• **TASK GOAL**
Return all lines that include the string "were".

Data excerpts:

■ ■ ■

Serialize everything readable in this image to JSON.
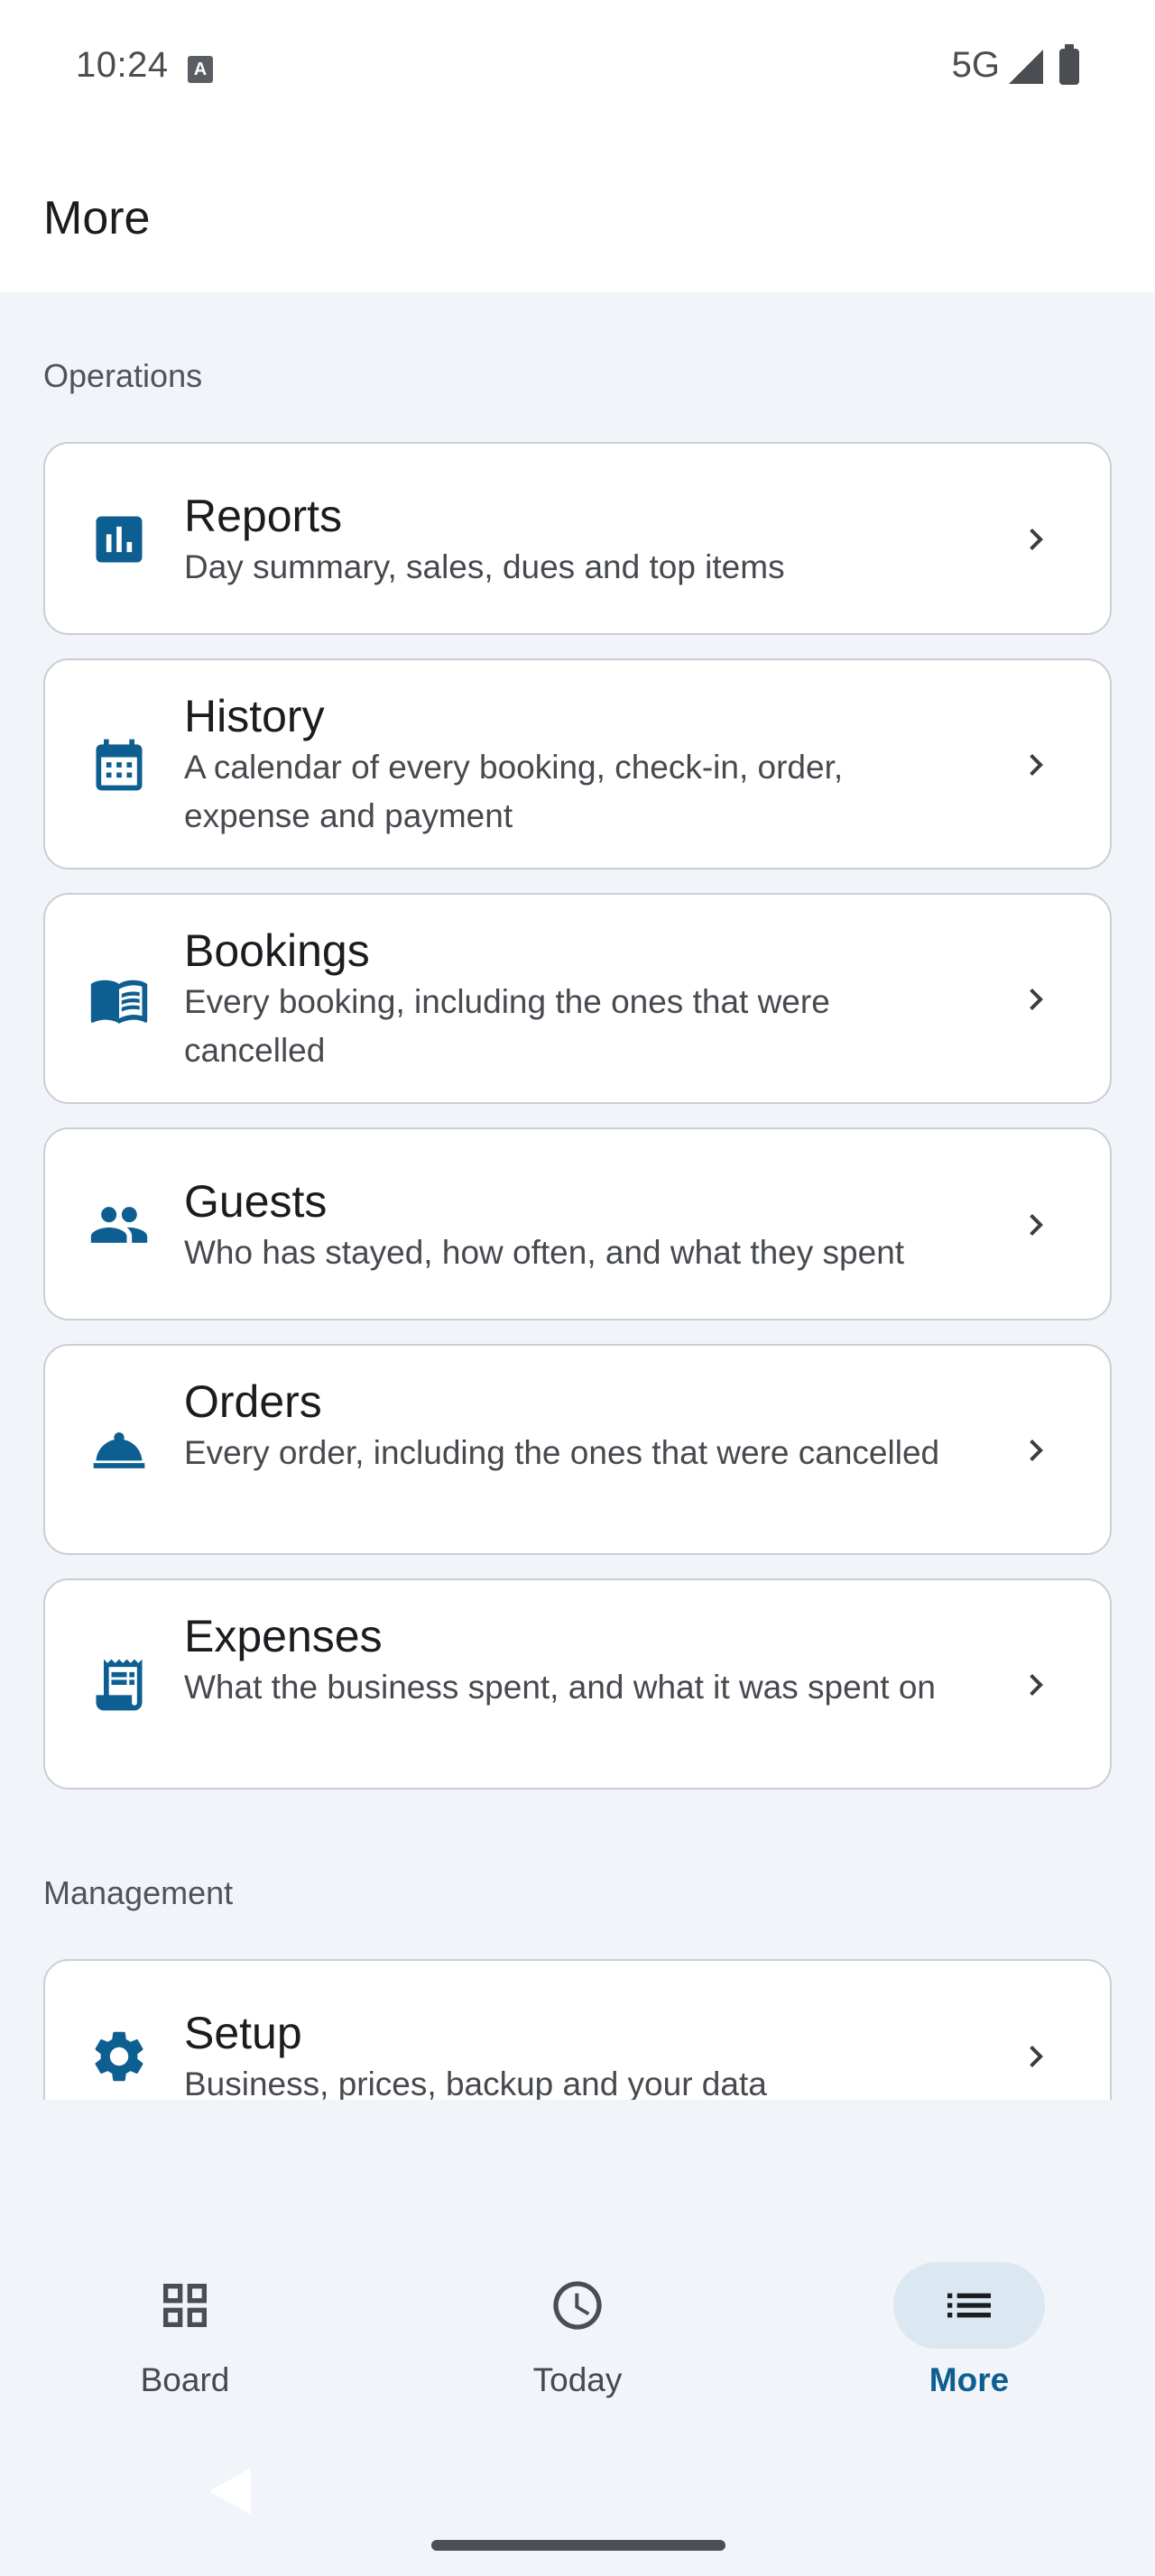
{
  "status_bar": {
    "time": "10:24",
    "keyboard_indicator": "A",
    "network": "5G"
  },
  "app_bar": {
    "title": "More"
  },
  "sections": {
    "operations": {
      "title": "Operations",
      "items": [
        {
          "icon": "bar-chart-icon",
          "title": "Reports",
          "description": "Day summary, sales, dues and top items"
        },
        {
          "icon": "calendar-icon",
          "title": "History",
          "description": "A calendar of every booking, check-in, order, expense and payment"
        },
        {
          "icon": "open-book-icon",
          "title": "Bookings",
          "description": "Every booking, including the ones that were cancelled"
        },
        {
          "icon": "people-icon",
          "title": "Guests",
          "description": "Who has stayed, how often, and what they spent"
        },
        {
          "icon": "room-service-icon",
          "title": "Orders",
          "description": "Every order, including the ones that were cancelled"
        },
        {
          "icon": "receipt-icon",
          "title": "Expenses",
          "description": "What the business spent, and what it was spent on"
        }
      ]
    },
    "management": {
      "title": "Management",
      "items": [
        {
          "icon": "gear-icon",
          "title": "Setup",
          "description": "Business, prices, backup and your data"
        }
      ]
    }
  },
  "bottom_nav": {
    "items": [
      {
        "label": "Board",
        "icon": "grid-icon",
        "active": false
      },
      {
        "label": "Today",
        "icon": "clock-icon",
        "active": false
      },
      {
        "label": "More",
        "icon": "list-icon",
        "active": true
      }
    ]
  },
  "colors": {
    "accent": "#0d5e91",
    "background": "#f1f4f9",
    "card_border": "#cbced4",
    "nav_active_bg": "#dbe8f2"
  }
}
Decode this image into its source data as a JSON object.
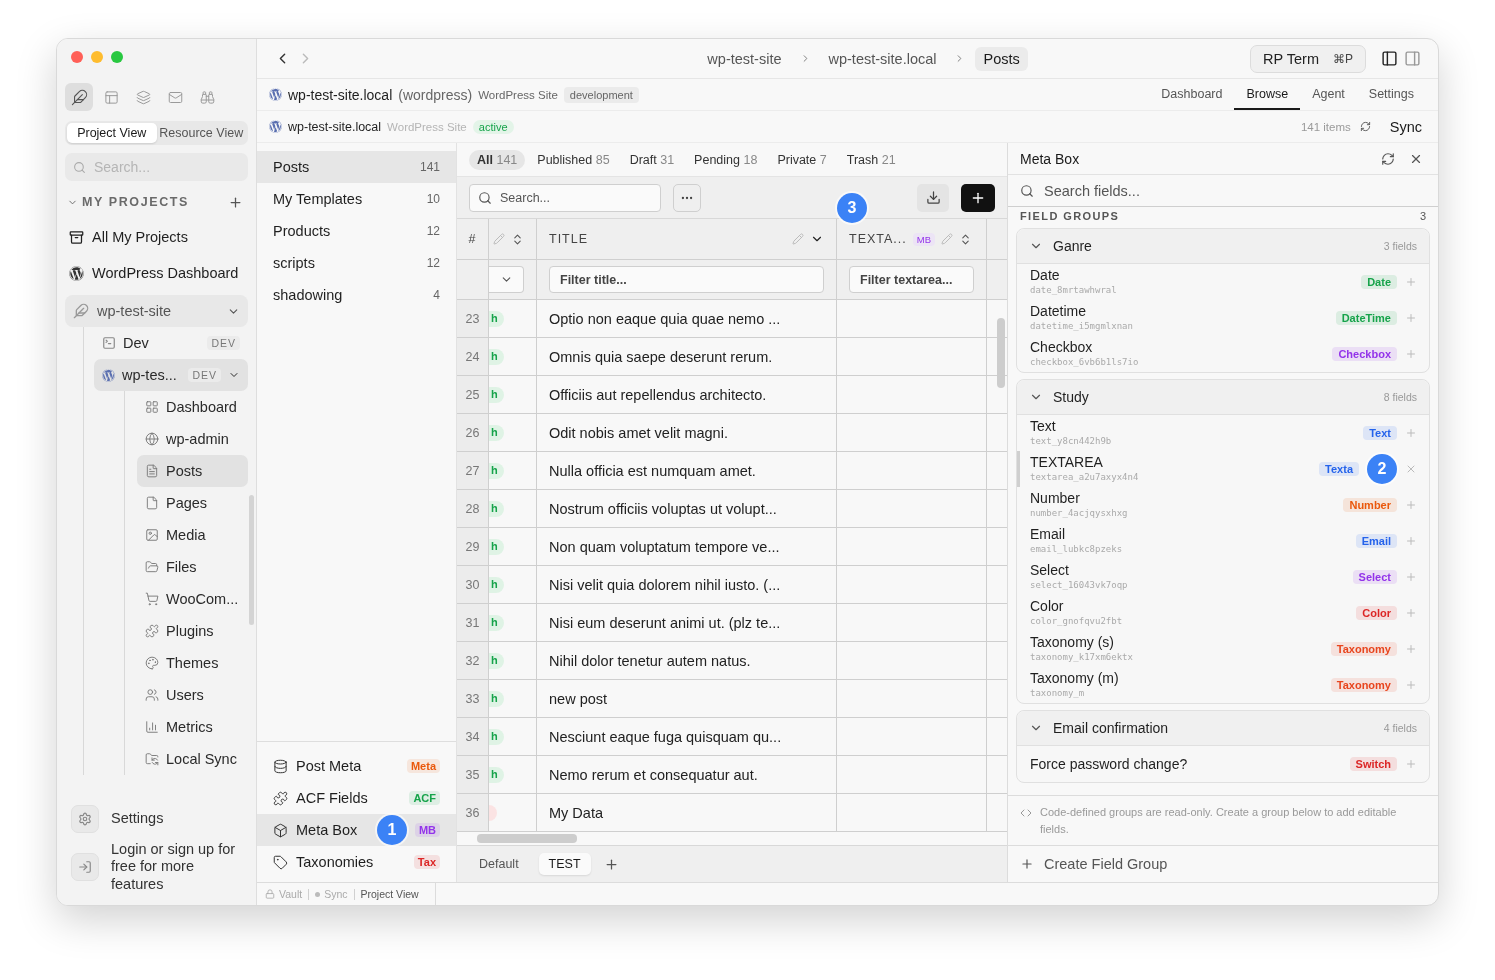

■ ■ ■

• **FINAL RESULT**
          "description": "Every booking, including the ones that were cancelled"
          "description": "Every order, including the ones that were cancelled"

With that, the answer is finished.